■ **Task to complete**: Take the line that has "Give me the" in it and every line after it to the end of the entries, and reproduce them exactly.
----
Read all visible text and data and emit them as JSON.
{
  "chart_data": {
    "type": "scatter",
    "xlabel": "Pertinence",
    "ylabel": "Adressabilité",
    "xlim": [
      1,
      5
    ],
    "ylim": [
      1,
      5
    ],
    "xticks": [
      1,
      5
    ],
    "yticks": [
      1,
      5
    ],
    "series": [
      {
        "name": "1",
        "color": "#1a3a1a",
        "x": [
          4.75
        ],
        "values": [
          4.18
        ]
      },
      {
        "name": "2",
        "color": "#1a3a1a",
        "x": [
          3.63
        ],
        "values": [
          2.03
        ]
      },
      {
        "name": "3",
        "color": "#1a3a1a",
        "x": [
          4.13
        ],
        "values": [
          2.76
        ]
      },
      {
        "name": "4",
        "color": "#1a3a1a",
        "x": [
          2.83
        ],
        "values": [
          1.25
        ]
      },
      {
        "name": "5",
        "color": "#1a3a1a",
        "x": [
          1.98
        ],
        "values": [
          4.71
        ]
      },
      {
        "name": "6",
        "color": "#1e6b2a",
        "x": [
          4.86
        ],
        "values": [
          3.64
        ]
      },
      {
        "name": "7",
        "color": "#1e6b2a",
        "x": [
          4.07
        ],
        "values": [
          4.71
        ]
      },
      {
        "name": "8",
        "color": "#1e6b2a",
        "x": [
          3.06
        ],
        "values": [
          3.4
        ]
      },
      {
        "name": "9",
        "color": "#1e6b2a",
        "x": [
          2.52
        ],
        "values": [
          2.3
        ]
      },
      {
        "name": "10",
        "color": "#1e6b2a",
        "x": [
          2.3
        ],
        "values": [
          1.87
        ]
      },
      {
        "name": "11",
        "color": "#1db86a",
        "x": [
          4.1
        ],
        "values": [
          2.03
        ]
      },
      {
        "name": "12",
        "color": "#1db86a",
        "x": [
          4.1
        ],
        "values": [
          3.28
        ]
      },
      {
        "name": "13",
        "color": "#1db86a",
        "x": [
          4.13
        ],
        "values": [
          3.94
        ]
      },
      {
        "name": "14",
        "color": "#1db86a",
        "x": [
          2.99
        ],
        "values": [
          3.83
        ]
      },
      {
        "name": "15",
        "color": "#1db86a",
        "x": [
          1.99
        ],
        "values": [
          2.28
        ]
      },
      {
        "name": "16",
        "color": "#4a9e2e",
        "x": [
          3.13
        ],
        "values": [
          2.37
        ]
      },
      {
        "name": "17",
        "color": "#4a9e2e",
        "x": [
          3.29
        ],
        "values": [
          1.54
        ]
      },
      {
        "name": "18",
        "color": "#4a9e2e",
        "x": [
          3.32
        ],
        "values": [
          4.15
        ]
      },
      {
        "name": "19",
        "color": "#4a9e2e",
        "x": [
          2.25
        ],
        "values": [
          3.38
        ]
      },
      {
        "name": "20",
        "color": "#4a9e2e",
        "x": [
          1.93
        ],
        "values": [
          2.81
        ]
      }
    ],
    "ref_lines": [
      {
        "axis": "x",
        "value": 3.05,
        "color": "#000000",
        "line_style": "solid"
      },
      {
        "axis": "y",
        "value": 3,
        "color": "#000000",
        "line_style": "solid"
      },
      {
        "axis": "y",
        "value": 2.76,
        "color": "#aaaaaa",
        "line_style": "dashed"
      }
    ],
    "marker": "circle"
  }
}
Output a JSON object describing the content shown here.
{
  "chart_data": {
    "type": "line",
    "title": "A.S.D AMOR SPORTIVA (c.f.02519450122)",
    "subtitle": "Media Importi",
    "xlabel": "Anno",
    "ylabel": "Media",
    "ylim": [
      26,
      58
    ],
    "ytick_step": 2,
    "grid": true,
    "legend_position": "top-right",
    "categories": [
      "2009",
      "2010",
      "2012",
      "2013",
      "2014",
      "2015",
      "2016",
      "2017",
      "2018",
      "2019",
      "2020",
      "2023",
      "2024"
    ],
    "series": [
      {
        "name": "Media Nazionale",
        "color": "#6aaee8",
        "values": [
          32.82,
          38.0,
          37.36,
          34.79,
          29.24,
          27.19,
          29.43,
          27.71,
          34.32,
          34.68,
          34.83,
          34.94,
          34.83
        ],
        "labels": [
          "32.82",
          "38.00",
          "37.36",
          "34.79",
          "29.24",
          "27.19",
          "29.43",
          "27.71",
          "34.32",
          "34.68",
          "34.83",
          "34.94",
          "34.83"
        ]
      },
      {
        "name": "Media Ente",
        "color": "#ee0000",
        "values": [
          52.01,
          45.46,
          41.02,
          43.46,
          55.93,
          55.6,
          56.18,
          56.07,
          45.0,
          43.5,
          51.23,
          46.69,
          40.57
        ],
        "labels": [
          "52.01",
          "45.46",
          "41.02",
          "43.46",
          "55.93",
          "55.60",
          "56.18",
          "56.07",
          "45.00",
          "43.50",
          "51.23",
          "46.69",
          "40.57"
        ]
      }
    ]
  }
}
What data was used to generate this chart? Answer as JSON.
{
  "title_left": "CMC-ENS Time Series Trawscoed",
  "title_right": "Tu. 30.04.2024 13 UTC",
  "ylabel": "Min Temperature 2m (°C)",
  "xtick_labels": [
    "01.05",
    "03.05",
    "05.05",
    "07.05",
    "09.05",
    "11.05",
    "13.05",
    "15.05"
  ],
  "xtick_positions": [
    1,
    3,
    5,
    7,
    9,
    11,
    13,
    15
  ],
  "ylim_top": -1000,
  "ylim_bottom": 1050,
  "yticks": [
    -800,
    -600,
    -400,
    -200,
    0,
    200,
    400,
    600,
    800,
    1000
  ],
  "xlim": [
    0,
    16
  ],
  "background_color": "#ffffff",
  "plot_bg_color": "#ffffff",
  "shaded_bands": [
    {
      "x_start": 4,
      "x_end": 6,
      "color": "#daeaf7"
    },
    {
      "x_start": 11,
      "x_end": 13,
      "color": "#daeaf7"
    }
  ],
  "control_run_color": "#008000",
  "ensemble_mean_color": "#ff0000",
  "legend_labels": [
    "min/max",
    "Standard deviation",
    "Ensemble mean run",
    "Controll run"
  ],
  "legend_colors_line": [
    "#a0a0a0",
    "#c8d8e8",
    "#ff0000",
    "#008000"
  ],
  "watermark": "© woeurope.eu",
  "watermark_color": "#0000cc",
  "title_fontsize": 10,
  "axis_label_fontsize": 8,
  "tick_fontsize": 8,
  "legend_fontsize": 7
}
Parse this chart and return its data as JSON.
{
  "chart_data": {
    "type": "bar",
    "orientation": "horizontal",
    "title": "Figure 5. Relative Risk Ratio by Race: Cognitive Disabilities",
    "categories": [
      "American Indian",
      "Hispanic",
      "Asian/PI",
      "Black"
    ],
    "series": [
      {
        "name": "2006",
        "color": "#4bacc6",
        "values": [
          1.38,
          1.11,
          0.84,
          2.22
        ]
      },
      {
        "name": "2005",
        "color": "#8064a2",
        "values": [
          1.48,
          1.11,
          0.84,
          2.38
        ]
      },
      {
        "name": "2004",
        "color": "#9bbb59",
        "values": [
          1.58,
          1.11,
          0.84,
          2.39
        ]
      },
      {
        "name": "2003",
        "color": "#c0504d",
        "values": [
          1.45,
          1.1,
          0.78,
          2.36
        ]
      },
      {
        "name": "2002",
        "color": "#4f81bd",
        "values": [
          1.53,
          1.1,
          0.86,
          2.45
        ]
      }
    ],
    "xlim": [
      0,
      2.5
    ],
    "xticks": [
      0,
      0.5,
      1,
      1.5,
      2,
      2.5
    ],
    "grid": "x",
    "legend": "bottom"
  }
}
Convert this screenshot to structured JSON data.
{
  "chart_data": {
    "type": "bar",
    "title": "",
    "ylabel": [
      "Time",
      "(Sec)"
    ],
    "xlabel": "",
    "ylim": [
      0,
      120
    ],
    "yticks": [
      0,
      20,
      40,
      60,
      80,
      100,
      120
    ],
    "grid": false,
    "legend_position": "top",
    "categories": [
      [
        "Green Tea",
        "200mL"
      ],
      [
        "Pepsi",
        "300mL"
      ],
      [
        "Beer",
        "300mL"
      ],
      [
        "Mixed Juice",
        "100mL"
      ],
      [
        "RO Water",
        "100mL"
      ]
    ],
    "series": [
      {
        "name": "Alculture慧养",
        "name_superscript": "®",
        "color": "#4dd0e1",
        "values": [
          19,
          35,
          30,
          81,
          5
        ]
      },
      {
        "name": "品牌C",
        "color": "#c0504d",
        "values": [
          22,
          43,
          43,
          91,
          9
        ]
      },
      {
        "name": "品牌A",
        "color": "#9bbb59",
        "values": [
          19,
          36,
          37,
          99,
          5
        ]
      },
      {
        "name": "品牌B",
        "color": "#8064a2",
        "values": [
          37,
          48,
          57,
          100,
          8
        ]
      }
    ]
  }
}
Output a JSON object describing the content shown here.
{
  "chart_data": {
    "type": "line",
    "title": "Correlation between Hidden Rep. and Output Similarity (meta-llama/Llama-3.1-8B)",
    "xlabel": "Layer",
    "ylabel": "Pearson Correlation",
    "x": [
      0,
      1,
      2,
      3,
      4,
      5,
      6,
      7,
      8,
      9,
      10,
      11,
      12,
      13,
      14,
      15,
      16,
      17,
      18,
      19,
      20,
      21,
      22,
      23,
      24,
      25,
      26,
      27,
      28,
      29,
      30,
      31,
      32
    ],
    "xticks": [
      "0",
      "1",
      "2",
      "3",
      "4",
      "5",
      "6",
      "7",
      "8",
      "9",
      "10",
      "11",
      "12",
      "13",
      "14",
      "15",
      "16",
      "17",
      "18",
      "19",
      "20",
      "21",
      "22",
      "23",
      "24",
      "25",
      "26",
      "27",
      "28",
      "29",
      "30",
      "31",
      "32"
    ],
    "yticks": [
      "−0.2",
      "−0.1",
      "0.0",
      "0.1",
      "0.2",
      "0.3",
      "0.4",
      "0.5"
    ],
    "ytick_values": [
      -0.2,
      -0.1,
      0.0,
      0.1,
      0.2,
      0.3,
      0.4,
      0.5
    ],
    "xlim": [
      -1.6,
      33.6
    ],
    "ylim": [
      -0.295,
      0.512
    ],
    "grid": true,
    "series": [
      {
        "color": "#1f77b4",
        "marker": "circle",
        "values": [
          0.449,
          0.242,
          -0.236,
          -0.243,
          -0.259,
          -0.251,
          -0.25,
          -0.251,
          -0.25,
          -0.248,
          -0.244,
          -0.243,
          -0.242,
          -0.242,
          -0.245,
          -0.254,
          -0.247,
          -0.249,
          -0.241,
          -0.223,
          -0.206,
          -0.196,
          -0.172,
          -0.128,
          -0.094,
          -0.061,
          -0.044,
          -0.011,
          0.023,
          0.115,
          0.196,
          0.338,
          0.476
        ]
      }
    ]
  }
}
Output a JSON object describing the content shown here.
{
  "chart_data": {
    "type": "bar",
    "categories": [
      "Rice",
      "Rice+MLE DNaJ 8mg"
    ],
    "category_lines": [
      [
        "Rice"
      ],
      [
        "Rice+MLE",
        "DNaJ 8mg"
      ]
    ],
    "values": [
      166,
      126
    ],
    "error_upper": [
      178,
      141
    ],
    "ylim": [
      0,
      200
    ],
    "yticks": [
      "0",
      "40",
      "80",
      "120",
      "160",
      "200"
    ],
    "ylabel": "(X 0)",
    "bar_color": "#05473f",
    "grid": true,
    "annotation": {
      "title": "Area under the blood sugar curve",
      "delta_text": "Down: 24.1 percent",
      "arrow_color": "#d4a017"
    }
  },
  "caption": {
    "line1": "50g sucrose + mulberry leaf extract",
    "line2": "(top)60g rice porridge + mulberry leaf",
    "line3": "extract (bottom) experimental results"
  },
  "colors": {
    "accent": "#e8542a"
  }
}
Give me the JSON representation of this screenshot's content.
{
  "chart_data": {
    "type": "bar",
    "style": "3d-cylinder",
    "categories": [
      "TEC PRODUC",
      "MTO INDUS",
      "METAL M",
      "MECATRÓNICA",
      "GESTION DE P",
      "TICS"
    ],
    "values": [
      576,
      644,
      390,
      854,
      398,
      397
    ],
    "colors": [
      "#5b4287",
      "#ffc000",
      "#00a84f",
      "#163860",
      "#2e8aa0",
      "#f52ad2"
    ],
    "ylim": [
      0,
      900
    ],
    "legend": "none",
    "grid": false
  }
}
----
■ **Exercise result**:
Give me the JSON representation of this screenshot's content.
{
  "chart_data": {
    "type": "bar",
    "style": "3d-cylinder",
    "categories": [
      "TEC PRODUC",
      "MTO INDUS",
      "METAL M",
      "MECATRÓNICA",
      "GESTION DE P",
      "TICS"
    ],
    "values": [
      576,
      644,
      390,
      854,
      398,
      397
    ],
    "colors": [
      "#5b4287",
      "#ffc000",
      "#00a84f",
      "#163860",
      "#2e8aa0",
      "#f52ad2"
    ],
    "ylim": [
      0,
      900
    ],
    "legend": "none",
    "grid": false
  }
}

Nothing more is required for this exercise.